(Requirements): Extract from the listing each line in which the word "ratio" appears.

--- Data supplied ---

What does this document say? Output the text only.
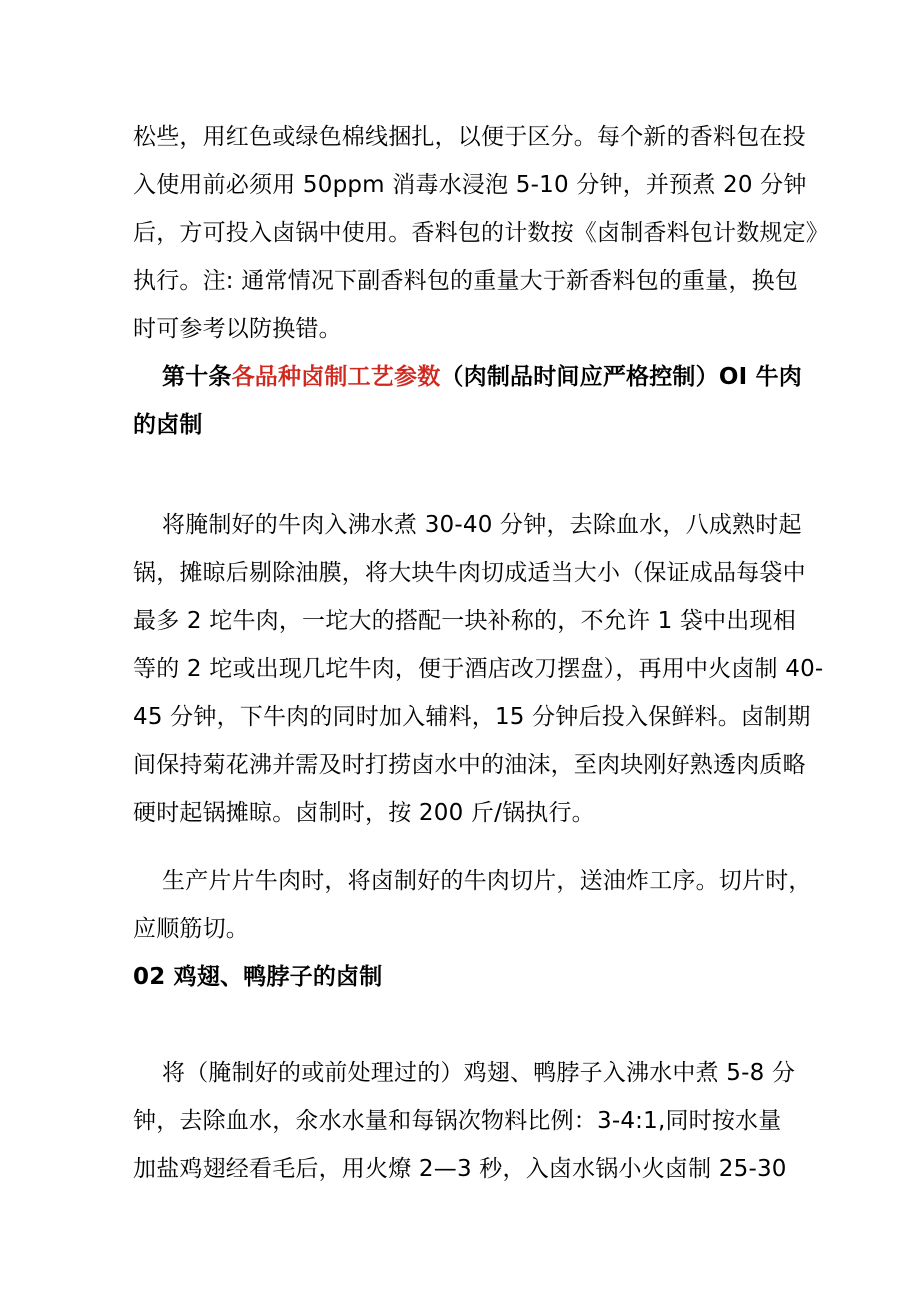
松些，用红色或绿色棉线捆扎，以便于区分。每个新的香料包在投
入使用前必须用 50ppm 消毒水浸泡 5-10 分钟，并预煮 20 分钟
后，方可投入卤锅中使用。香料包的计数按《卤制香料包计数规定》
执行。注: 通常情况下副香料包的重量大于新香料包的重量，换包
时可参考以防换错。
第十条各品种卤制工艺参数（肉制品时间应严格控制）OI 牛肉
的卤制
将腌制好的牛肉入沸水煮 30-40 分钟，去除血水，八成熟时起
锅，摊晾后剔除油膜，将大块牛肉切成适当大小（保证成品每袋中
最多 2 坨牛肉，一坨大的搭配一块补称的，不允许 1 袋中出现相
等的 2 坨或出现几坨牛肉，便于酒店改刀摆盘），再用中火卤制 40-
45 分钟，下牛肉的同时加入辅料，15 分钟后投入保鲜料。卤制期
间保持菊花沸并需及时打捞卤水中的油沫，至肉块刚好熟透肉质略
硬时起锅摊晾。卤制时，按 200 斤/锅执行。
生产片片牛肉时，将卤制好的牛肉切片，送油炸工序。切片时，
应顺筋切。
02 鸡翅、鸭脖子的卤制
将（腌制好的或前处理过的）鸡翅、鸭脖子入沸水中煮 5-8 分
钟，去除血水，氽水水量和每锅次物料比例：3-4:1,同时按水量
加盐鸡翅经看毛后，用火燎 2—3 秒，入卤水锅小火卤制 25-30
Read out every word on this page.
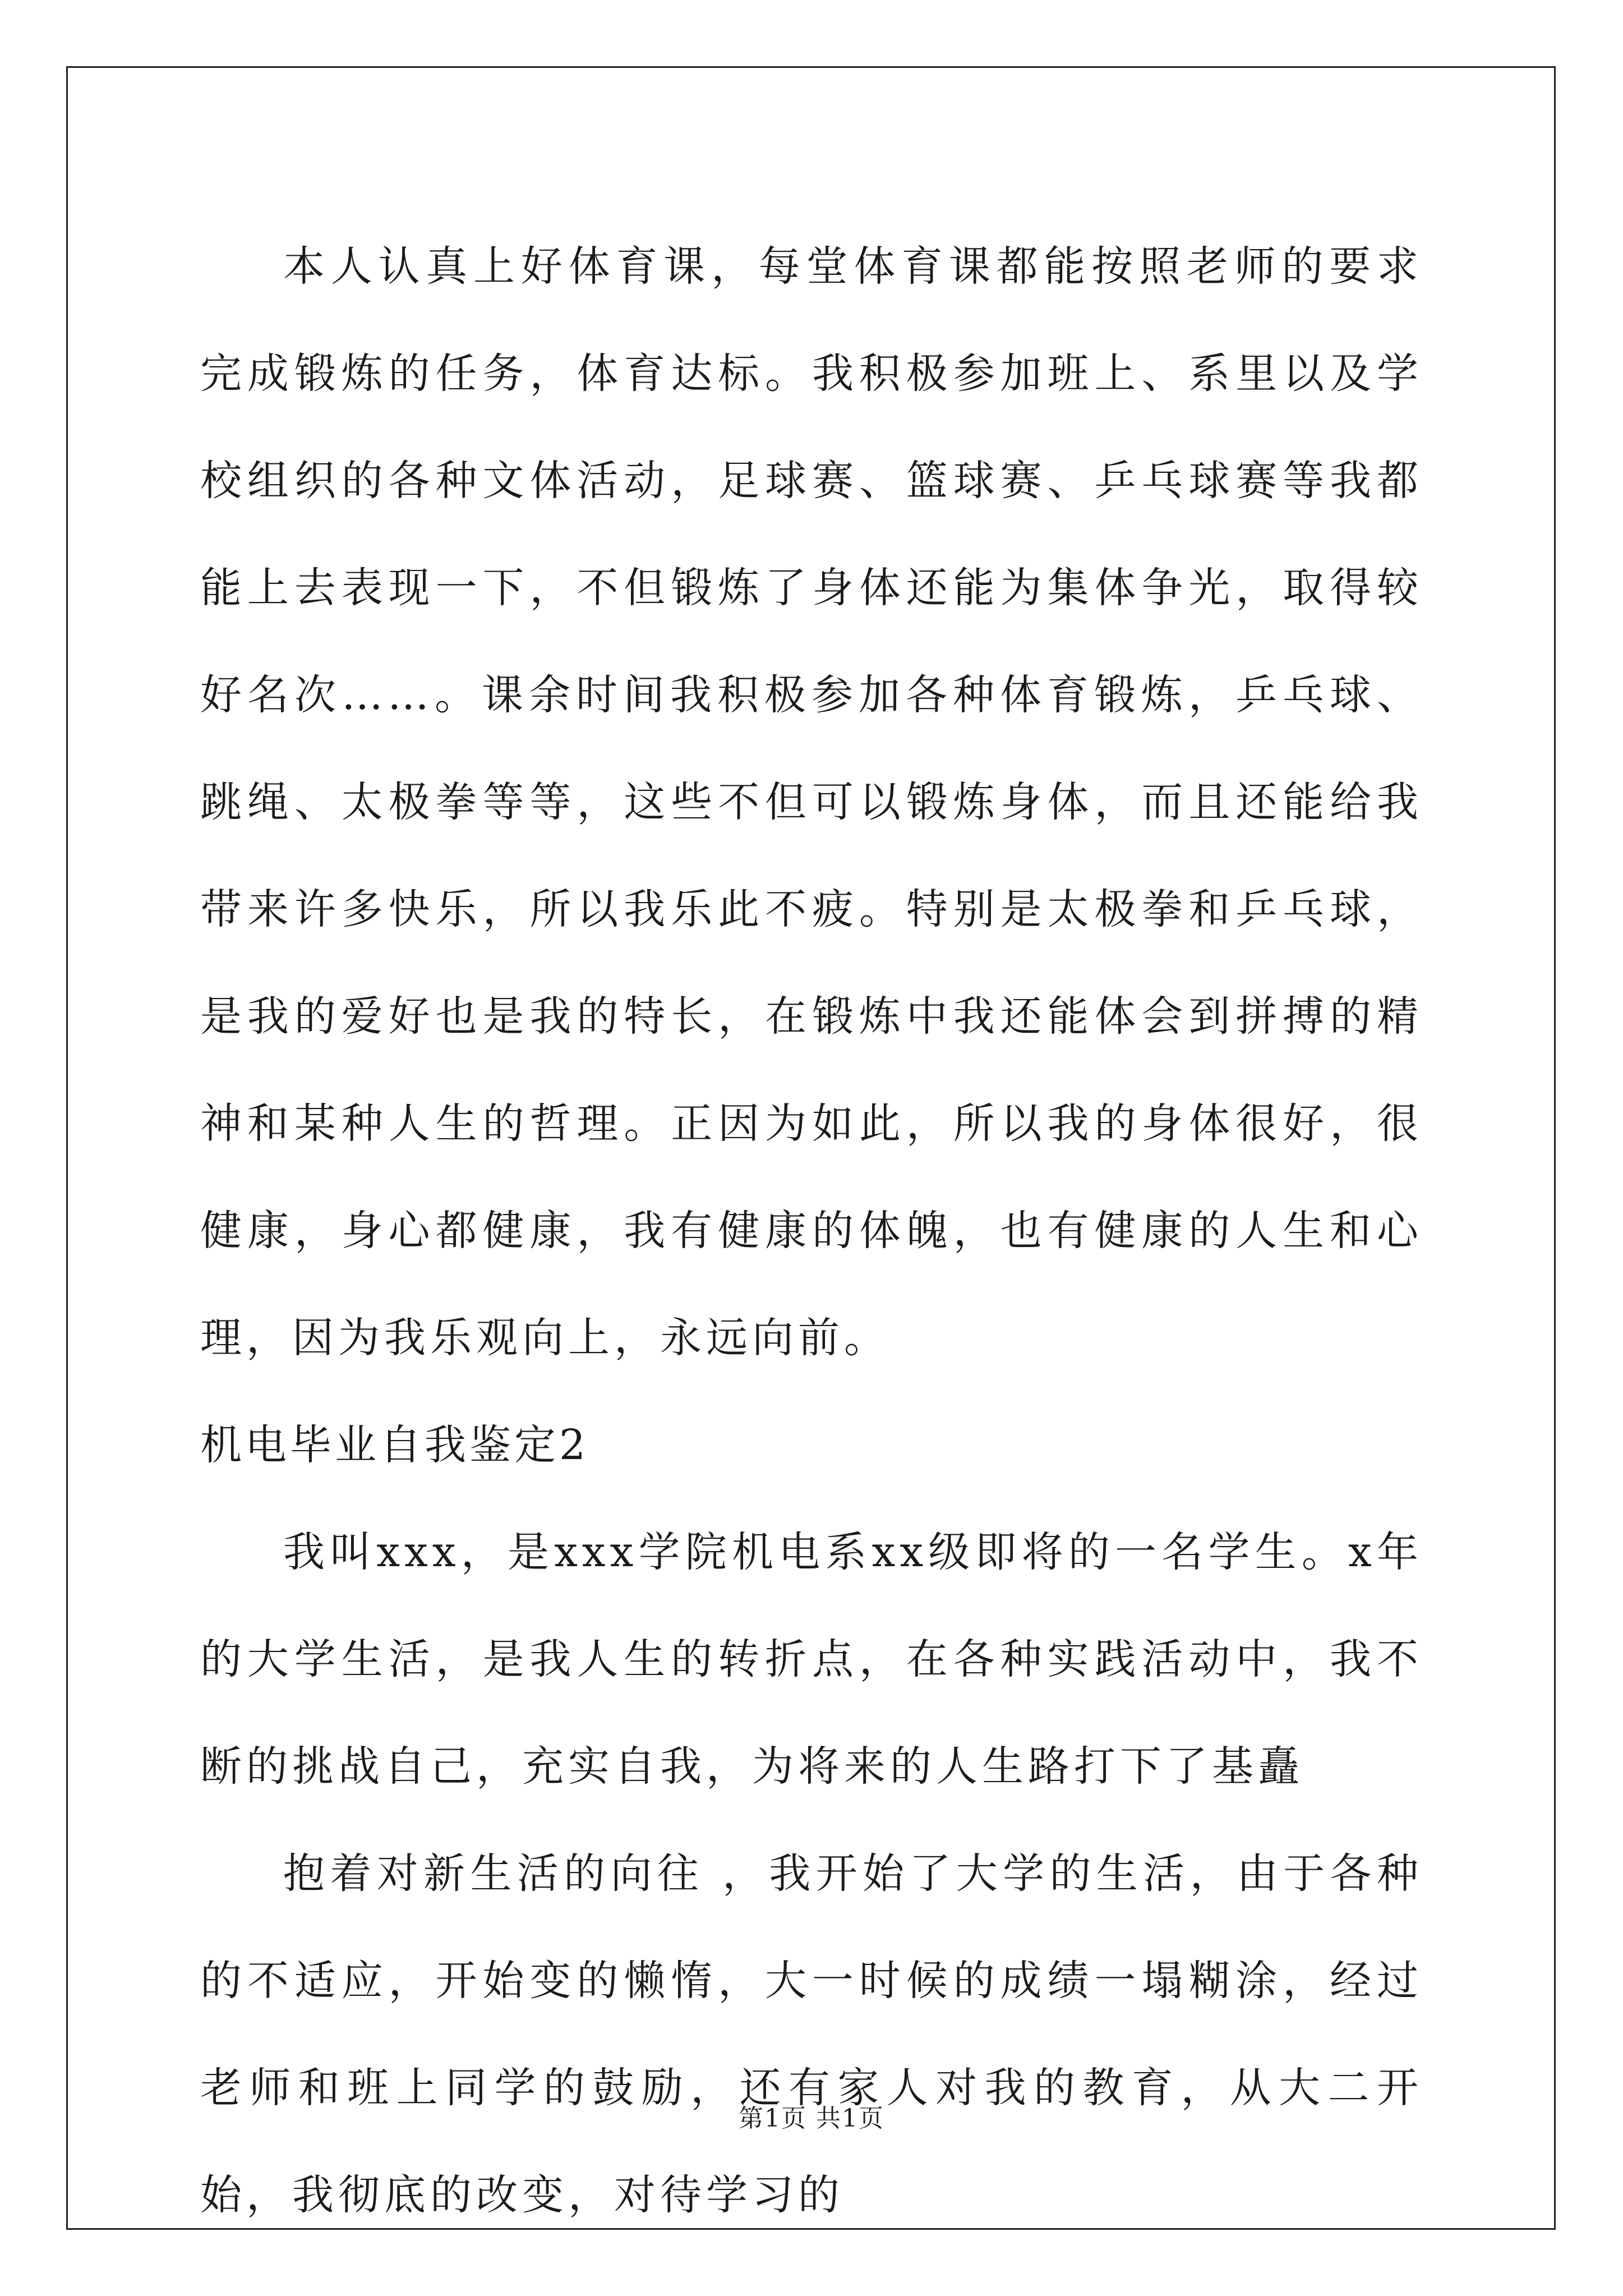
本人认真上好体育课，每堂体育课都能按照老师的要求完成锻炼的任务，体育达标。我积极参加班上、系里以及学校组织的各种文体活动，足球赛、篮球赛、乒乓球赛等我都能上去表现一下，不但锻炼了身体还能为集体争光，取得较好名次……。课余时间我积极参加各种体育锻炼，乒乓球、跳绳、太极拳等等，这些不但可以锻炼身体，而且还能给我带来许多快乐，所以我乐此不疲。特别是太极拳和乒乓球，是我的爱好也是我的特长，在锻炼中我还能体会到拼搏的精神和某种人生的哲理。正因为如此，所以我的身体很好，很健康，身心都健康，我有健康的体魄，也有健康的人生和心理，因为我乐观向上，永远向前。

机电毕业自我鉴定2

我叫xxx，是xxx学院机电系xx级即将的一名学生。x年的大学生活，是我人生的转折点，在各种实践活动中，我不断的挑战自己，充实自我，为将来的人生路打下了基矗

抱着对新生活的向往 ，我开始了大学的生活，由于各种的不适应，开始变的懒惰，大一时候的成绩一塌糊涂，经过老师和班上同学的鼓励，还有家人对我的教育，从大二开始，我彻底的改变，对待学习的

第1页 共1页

---
--- Data supplied ---

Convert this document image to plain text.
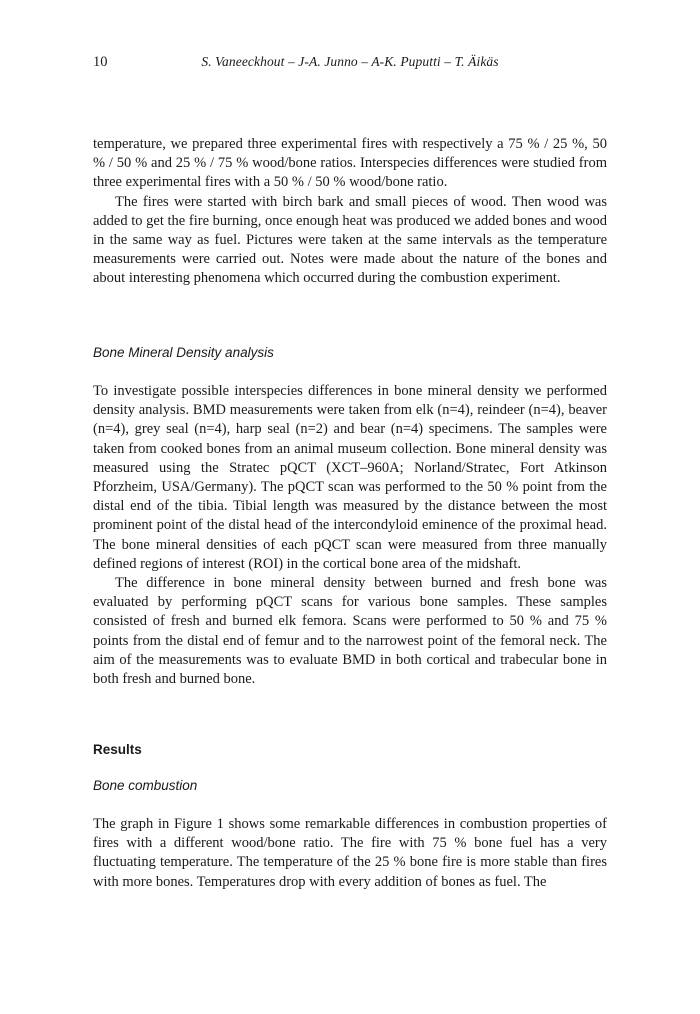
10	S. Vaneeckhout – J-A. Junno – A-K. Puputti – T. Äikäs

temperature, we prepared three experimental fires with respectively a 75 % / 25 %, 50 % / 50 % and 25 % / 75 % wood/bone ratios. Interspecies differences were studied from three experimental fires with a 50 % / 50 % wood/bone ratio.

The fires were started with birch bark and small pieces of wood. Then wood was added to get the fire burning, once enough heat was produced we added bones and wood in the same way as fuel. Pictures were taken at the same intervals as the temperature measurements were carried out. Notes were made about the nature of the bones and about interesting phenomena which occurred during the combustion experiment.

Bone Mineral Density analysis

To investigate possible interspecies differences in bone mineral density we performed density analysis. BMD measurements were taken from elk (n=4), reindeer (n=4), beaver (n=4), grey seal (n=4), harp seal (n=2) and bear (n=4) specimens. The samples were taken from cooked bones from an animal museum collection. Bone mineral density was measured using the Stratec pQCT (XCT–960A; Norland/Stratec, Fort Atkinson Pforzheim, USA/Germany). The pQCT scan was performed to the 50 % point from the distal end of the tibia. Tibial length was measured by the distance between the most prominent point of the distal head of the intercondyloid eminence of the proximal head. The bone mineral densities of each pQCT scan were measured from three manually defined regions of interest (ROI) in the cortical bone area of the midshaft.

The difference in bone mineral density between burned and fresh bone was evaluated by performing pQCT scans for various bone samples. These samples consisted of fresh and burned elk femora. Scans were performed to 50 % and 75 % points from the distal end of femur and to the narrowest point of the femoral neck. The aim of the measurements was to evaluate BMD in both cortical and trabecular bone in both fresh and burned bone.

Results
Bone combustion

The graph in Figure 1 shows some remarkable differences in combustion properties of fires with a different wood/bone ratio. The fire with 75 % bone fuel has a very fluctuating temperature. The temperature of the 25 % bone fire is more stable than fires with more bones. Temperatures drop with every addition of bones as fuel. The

---
--- Data supplied ---

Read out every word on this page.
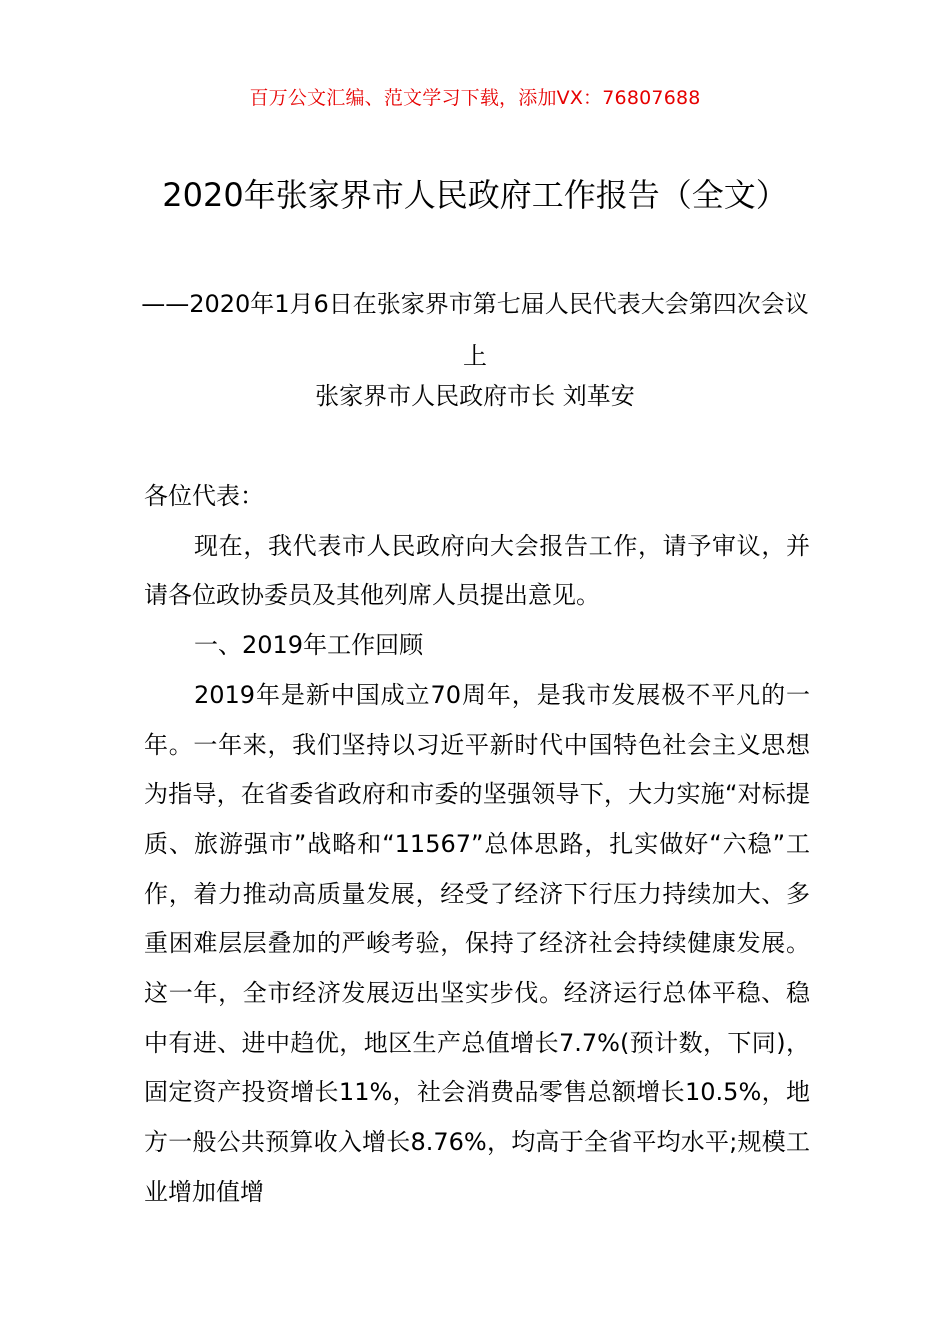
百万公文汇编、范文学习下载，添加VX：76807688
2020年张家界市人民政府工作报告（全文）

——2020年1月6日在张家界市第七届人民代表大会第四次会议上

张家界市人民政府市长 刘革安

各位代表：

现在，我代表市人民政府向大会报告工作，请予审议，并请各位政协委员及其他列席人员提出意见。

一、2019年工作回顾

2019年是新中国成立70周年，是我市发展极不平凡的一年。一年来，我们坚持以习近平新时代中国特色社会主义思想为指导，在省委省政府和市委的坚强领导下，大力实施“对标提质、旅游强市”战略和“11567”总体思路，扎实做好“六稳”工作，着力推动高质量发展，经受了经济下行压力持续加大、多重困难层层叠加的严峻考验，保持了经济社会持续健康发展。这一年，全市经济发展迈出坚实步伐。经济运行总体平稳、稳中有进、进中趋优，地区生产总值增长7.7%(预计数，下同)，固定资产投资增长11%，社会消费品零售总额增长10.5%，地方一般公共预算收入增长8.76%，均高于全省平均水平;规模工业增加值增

---

(Expected output):
temperature, we prepared three experimental fires with respectively a 75 % / 25 %, 50 % / 50 % and 25 % / 75 % wood/bone ratios. Interspecies differences were studied from three experimental fires with a 50 % / 50 % wood/bone ratio.
The graph in Figure 1 shows some remarkable differences in combustion properties of fires with a different wood/bone ratio. The fire with 75 % bone fuel has a very fluctuating temperature. The temperature of the 25 % bone fire is more stable than fires with more bones. Temperatures drop with every addition of bones as fuel. The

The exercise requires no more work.